Aim of the task: Set all the material down again unchanged, without the pictures.

Material provided:
§ §
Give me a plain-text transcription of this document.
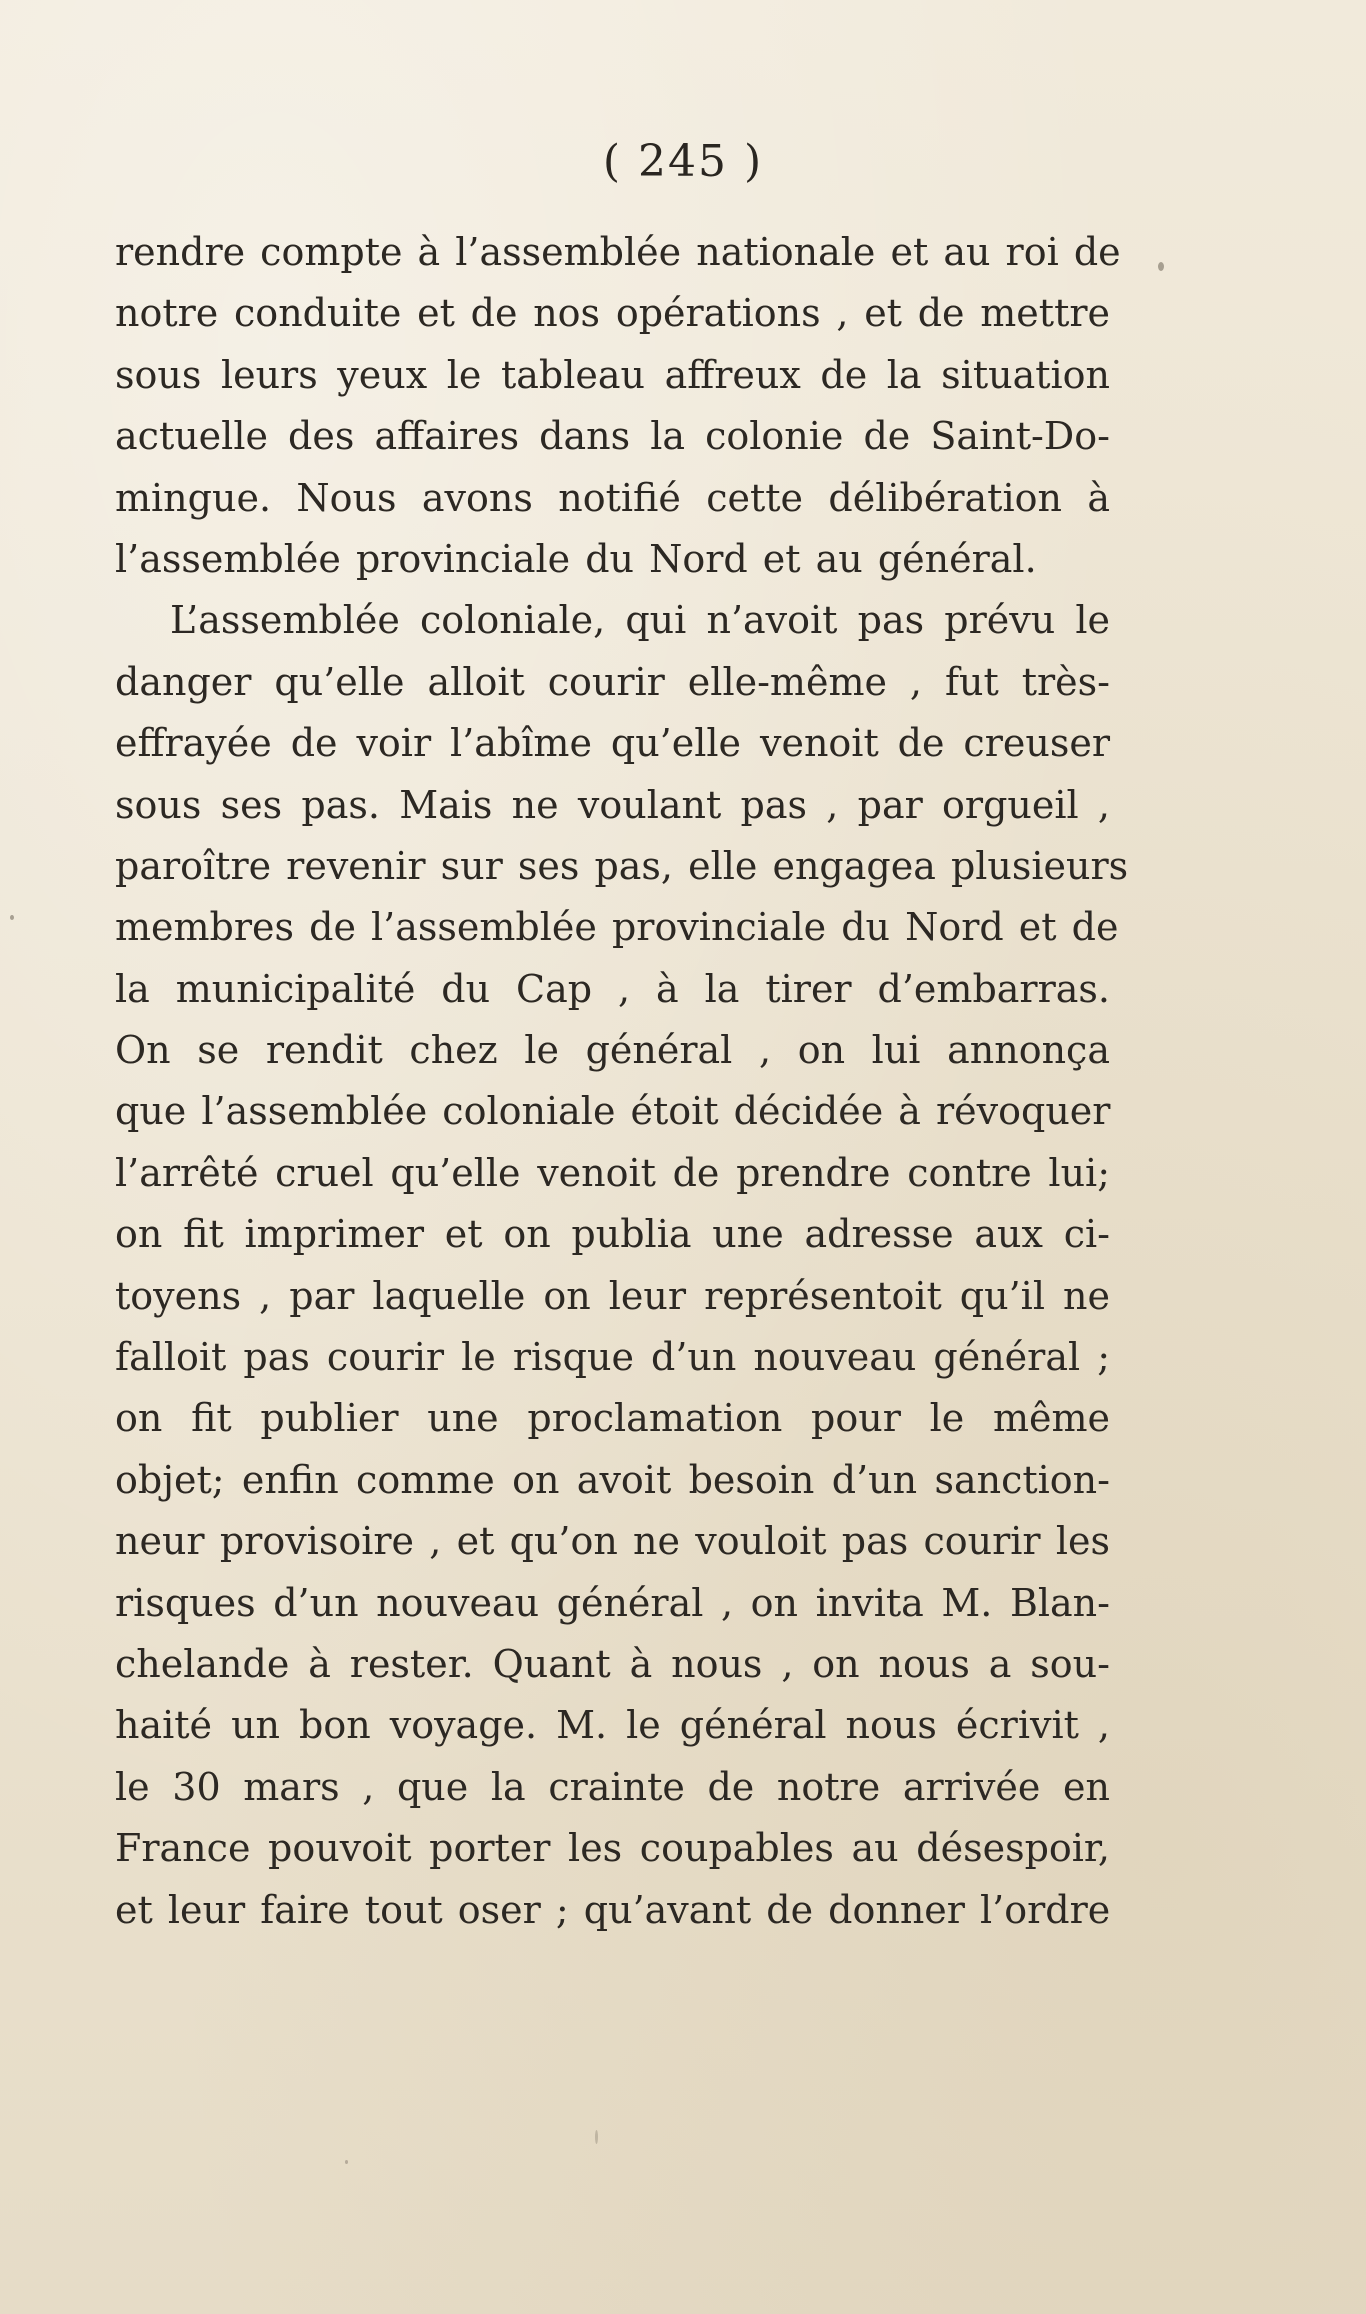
( 245 )
rendre compte à l’assemblée nationale et au roi de
notre conduite et de nos opérations , et de mettre
sous leurs yeux le tableau affreux de la situation
actuelle des affaires dans la colonie de Saint-Do-
mingue. Nous avons notifié cette délibération à
l’assemblée provinciale du Nord et au général.
L’assemblée coloniale, qui n’avoit pas prévu le
danger qu’elle alloit courir elle-même , fut très-
effrayée de voir l’abîme qu’elle venoit de creuser
sous ses pas. Mais ne voulant pas , par orgueil ,
paroître revenir sur ses pas, elle engagea plusieurs
membres de l’assemblée provinciale du Nord et de
la municipalité du Cap , à la tirer d’embarras.
On se rendit chez le général , on lui annonça
que l’assemblée coloniale étoit décidée à révoquer
l’arrêté cruel qu’elle venoit de prendre contre lui;
on fit imprimer et on publia une adresse aux ci-
toyens , par laquelle on leur représentoit qu’il ne
falloit pas courir le risque d’un nouveau général ;
on fit publier une proclamation pour le même
objet; enfin comme on avoit besoin d’un sanction-
neur provisoire , et qu’on ne vouloit pas courir les
risques d’un nouveau général , on invita M. Blan-
chelande à rester. Quant à nous , on nous a sou-
haité un bon voyage. M. le général nous écrivit ,
le 30 mars , que la crainte de notre arrivée en
France pouvoit porter les coupables au désespoir,
et leur faire tout oser ; qu’avant de donner l’ordre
§ §
Answer in full:
Give me a plain-text transcription of this document.
( 245 )
rendre compte à l’assemblée nationale et au roi de
notre conduite et de nos opérations , et de mettre
sous leurs yeux le tableau affreux de la situation
actuelle des affaires dans la colonie de Saint-Do-
mingue. Nous avons notifié cette délibération à
l’assemblée provinciale du Nord et au général.
L’assemblée coloniale, qui n’avoit pas prévu le
danger qu’elle alloit courir elle-même , fut très-
effrayée de voir l’abîme qu’elle venoit de creuser
sous ses pas. Mais ne voulant pas , par orgueil ,
paroître revenir sur ses pas, elle engagea plusieurs
membres de l’assemblée provinciale du Nord et de
la municipalité du Cap , à la tirer d’embarras.
On se rendit chez le général , on lui annonça
que l’assemblée coloniale étoit décidée à révoquer
l’arrêté cruel qu’elle venoit de prendre contre lui;
on fit imprimer et on publia une adresse aux ci-
toyens , par laquelle on leur représentoit qu’il ne
falloit pas courir le risque d’un nouveau général ;
on fit publier une proclamation pour le même
objet; enfin comme on avoit besoin d’un sanction-
neur provisoire , et qu’on ne vouloit pas courir les
risques d’un nouveau général , on invita M. Blan-
chelande à rester. Quant à nous , on nous a sou-
haité un bon voyage. M. le général nous écrivit ,
le 30 mars , que la crainte de notre arrivée en
France pouvoit porter les coupables au désespoir,
et leur faire tout oser ; qu’avant de donner l’ordre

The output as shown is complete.